Stored data entries:
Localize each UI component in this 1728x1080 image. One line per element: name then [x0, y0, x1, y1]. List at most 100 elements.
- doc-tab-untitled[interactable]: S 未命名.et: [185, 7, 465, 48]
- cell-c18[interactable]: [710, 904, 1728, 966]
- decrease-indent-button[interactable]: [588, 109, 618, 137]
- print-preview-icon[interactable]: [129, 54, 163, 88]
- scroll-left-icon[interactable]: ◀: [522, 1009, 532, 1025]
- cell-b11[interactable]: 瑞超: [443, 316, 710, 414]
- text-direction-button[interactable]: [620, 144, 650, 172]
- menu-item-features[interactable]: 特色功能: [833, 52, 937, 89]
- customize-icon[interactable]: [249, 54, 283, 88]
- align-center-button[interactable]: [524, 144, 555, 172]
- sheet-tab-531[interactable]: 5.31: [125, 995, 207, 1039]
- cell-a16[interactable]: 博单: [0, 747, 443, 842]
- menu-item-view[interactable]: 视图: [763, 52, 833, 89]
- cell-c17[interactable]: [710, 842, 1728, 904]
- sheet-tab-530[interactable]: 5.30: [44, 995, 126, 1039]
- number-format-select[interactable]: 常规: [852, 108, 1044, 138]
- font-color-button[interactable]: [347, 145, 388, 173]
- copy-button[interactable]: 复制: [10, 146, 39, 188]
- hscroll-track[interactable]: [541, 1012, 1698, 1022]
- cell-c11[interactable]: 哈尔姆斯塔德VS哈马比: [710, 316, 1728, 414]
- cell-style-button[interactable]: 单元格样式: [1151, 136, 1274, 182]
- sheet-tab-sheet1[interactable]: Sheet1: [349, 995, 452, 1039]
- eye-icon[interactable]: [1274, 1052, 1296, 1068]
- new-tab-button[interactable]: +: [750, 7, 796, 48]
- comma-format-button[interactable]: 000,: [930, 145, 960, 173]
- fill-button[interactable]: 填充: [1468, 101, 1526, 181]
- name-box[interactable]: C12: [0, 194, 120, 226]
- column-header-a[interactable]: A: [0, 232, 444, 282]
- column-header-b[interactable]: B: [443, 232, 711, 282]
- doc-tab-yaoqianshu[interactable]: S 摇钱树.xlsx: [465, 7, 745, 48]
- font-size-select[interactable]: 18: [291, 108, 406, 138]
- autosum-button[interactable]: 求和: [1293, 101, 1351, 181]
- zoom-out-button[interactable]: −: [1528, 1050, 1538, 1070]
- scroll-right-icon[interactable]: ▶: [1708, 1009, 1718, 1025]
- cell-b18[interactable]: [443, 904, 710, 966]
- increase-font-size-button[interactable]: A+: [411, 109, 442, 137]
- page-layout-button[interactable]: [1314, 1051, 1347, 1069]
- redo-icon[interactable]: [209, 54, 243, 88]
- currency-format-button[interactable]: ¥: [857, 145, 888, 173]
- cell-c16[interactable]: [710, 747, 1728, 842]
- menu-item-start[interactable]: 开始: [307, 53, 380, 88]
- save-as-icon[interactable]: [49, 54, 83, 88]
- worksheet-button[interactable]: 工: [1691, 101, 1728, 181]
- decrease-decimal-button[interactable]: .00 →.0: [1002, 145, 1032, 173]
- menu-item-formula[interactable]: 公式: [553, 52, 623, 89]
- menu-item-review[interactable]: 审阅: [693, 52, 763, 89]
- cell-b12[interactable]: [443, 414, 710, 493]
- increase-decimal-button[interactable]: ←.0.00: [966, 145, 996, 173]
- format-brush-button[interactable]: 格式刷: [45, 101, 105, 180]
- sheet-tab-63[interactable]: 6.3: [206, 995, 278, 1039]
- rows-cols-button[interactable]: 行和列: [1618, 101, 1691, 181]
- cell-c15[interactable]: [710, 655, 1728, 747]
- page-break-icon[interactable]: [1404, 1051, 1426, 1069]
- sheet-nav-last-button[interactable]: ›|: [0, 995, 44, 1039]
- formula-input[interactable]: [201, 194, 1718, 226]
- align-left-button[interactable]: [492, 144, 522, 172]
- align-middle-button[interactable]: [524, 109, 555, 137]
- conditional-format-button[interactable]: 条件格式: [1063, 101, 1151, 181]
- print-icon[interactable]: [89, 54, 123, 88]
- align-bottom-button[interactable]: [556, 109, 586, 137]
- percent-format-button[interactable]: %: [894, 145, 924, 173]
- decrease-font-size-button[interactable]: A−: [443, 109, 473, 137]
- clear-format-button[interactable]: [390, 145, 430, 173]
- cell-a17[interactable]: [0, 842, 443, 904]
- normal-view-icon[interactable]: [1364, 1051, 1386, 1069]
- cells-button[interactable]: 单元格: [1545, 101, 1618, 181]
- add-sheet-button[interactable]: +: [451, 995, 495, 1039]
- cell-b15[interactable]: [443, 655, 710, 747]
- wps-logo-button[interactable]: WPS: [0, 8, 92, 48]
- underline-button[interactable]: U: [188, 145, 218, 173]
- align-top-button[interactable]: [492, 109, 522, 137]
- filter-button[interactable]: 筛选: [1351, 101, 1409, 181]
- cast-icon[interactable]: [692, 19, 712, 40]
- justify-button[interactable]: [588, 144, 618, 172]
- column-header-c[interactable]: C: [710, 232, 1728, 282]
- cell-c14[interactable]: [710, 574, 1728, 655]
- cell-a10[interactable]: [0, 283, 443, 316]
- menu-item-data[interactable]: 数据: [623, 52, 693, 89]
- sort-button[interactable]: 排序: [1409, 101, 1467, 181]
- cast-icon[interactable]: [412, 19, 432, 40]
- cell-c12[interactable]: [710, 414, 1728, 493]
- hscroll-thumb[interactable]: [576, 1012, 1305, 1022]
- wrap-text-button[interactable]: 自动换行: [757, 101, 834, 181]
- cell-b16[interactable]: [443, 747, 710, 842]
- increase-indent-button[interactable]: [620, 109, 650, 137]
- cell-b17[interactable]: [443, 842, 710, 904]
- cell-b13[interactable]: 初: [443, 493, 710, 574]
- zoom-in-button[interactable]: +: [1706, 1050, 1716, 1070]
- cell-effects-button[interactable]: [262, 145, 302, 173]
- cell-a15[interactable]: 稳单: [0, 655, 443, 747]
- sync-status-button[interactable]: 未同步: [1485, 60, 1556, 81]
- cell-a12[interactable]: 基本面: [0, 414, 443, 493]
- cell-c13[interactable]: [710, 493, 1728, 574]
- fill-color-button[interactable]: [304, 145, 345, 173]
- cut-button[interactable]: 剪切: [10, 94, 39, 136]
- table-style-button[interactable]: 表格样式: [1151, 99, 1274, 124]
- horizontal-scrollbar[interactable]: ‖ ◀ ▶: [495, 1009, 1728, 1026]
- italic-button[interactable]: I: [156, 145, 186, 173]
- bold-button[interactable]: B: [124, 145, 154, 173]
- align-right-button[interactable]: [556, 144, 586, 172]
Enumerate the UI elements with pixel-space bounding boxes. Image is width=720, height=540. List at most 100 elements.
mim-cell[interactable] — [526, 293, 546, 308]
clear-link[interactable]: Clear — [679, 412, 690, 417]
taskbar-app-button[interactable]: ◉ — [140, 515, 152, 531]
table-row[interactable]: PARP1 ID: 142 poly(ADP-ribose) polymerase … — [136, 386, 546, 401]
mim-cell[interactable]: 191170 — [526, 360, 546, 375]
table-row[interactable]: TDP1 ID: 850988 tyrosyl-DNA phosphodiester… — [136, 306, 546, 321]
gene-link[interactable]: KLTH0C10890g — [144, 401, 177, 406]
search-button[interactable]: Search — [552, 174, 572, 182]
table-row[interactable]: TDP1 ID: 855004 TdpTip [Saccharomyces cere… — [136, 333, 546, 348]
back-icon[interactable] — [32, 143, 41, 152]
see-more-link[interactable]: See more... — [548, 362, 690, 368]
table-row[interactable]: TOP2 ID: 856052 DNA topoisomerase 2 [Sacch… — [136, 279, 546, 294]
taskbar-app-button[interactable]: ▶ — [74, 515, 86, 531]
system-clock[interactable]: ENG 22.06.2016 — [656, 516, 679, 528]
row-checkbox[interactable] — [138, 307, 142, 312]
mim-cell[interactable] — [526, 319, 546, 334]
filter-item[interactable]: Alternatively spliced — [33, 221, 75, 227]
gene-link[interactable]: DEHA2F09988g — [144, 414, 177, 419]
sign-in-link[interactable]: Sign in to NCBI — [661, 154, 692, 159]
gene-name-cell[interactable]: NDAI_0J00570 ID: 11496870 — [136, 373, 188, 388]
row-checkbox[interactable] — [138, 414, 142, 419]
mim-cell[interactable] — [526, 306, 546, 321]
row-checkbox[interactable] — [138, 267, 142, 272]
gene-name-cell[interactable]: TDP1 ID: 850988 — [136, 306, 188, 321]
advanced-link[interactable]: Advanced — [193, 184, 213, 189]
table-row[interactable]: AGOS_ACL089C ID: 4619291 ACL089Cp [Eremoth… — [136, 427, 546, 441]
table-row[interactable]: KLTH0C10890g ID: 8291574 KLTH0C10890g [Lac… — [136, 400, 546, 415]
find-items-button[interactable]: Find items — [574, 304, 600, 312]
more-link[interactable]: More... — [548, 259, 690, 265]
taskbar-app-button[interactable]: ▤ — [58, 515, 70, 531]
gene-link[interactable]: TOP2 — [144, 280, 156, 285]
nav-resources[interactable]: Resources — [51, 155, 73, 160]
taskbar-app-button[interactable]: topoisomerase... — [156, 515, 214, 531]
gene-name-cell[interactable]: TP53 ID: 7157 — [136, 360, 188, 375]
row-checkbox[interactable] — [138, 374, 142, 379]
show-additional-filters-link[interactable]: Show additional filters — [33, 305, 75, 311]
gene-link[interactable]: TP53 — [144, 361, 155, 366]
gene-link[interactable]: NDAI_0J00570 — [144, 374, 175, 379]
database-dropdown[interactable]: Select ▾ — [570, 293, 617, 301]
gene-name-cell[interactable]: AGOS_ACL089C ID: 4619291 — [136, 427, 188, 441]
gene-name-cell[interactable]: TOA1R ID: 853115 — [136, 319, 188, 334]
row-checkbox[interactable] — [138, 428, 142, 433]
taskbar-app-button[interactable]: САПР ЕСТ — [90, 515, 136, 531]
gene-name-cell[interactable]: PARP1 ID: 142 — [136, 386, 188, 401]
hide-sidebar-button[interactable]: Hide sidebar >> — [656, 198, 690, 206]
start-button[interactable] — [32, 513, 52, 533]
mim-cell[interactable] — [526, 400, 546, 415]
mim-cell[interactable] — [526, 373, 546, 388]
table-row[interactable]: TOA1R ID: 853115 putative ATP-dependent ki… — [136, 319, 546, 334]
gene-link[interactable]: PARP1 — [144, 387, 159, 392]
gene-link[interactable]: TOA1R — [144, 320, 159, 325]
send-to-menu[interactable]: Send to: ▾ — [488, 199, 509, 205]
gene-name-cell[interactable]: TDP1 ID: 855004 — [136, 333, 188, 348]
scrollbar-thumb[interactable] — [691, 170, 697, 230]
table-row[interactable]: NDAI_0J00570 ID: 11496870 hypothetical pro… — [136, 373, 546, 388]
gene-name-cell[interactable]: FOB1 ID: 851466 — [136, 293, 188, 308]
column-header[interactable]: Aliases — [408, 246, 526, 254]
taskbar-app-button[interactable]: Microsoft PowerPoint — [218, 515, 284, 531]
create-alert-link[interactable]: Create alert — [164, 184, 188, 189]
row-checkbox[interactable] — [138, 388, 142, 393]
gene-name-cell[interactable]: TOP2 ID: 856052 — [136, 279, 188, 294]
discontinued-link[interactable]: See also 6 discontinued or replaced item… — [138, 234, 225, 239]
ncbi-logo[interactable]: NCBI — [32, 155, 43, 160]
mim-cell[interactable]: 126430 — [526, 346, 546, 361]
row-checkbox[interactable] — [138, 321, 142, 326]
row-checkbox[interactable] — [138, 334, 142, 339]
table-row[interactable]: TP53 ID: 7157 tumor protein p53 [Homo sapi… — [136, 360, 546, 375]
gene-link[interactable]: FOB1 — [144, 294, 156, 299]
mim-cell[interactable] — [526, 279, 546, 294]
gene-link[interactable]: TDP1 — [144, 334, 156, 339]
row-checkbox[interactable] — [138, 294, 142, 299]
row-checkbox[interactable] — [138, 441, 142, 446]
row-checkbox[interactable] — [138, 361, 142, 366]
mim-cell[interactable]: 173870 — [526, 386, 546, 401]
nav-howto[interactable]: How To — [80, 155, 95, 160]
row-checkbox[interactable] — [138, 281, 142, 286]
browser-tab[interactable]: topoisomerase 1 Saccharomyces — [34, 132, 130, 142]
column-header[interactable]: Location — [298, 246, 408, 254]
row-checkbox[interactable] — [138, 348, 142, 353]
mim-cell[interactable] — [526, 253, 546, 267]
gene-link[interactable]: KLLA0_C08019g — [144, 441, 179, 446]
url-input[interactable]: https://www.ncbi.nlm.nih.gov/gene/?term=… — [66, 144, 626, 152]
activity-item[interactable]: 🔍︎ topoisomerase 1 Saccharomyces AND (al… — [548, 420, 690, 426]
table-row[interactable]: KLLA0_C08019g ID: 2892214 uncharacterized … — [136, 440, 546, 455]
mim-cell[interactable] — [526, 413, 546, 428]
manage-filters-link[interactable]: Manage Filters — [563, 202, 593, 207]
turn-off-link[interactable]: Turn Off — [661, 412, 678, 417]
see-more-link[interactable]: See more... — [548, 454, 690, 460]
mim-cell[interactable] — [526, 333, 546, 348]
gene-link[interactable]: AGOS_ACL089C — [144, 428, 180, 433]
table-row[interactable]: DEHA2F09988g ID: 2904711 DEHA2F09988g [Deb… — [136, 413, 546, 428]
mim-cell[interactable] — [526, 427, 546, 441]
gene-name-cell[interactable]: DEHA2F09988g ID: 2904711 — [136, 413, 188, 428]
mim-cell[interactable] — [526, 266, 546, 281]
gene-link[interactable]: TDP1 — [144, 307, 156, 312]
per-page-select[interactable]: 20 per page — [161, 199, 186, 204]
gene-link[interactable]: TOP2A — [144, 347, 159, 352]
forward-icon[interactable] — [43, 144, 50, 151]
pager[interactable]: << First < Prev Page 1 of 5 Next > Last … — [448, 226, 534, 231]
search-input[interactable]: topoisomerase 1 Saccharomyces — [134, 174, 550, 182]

Work item | State, as a bare number, how many lines of the records above include "thumb".

Response to this exercise | 2